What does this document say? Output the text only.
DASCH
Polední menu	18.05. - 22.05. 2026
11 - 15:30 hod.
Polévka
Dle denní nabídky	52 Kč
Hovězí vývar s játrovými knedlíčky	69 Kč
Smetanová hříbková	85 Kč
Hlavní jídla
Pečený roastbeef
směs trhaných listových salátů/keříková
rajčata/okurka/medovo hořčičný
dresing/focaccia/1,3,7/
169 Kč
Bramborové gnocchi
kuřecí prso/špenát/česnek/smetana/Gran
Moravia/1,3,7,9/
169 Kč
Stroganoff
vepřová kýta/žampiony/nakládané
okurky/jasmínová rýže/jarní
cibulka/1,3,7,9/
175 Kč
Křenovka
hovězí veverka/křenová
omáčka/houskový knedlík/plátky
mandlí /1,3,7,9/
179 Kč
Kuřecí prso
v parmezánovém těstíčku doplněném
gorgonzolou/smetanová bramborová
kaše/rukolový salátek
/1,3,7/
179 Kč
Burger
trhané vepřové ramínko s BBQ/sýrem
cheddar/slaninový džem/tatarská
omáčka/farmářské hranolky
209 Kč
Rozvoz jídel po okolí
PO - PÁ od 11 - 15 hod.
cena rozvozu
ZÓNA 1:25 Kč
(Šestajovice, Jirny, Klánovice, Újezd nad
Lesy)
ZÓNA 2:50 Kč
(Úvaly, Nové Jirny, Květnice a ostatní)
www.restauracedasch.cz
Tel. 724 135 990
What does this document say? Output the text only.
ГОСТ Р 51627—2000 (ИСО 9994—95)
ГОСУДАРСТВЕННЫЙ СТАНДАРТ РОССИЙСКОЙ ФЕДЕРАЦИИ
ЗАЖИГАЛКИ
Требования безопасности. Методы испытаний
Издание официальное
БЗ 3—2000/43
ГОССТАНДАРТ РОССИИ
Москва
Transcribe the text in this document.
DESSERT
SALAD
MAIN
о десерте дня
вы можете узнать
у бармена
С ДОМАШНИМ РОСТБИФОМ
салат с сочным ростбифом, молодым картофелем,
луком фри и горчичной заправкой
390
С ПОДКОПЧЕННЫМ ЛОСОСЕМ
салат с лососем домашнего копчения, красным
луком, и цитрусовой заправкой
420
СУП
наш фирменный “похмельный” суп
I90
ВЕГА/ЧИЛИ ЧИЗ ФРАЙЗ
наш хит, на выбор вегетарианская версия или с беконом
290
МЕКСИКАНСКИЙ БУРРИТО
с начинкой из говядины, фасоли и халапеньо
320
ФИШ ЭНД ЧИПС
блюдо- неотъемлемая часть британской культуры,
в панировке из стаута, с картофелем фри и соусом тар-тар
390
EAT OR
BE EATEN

### GOAL
Return all of the data precisely as it appears.

### SOLUTION TO THIS EXERCISE
What does this document say? Output the text only.
DASCH
Polední menu	18.05. - 22.05. 2026
11 - 15:30 hod.
Polévka
Dle denní nabídky	52 Kč
Hovězí vývar s játrovými knedlíčky	69 Kč
Smetanová hříbková	85 Kč
Hlavní jídla
Pečený roastbeef
směs trhaných listových salátů/keříková
rajčata/okurka/medovo hořčičný
dresing/focaccia/1,3,7/
169 Kč
Bramborové gnocchi
kuřecí prso/špenát/česnek/smetana/Gran
Moravia/1,3,7,9/
169 Kč
Stroganoff
vepřová kýta/žampiony/nakládané
okurky/jasmínová rýže/jarní
cibulka/1,3,7,9/
175 Kč
Křenovka
hovězí veverka/křenová
omáčka/houskový knedlík/plátky
mandlí /1,3,7,9/
179 Kč
Kuřecí prso
v parmezánovém těstíčku doplněném
gorgonzolou/smetanová bramborová
kaše/rukolový salátek
/1,3,7/
179 Kč
Burger
trhané vepřové ramínko s BBQ/sýrem
cheddar/slaninový džem/tatarská
omáčka/farmářské hranolky
209 Kč
Rozvoz jídel po okolí
PO - PÁ od 11 - 15 hod.
cena rozvozu
ZÓNA 1:25 Kč
(Šestajovice, Jirny, Klánovice, Újezd nad
Lesy)
ZÓNA 2:50 Kč
(Úvaly, Nové Jirny, Květnice a ostatní)
www.restauracedasch.cz
Tel. 724 135 990
What does this document say? Output the text only.
ГОСТ Р 51627—2000 (ИСО 9994—95)
ГОСУДАРСТВЕННЫЙ СТАНДАРТ РОССИЙСКОЙ ФЕДЕРАЦИИ
ЗАЖИГАЛКИ
Требования безопасности. Методы испытаний
Издание официальное
БЗ 3—2000/43
ГОССТАНДАРТ РОССИИ
Москва
Transcribe the text in this document.
DESSERT
SALAD
MAIN
о десерте дня
вы можете узнать
у бармена
С ДОМАШНИМ РОСТБИФОМ
салат с сочным ростбифом, молодым картофелем,
луком фри и горчичной заправкой
390
С ПОДКОПЧЕННЫМ ЛОСОСЕМ
салат с лососем домашнего копчения, красным
луком, и цитрусовой заправкой
420
СУП
наш фирменный “похмельный” суп
I90
ВЕГА/ЧИЛИ ЧИЗ ФРАЙЗ
наш хит, на выбор вегетарианская версия или с беконом
290
МЕКСИКАНСКИЙ БУРРИТО
с начинкой из говядины, фасоли и халапеньо
320
ФИШ ЭНД ЧИПС
блюдо- неотъемлемая часть британской культуры,
в панировке из стаута, с картофелем фри и соусом тар-тар
390
EAT OR
BE EATEN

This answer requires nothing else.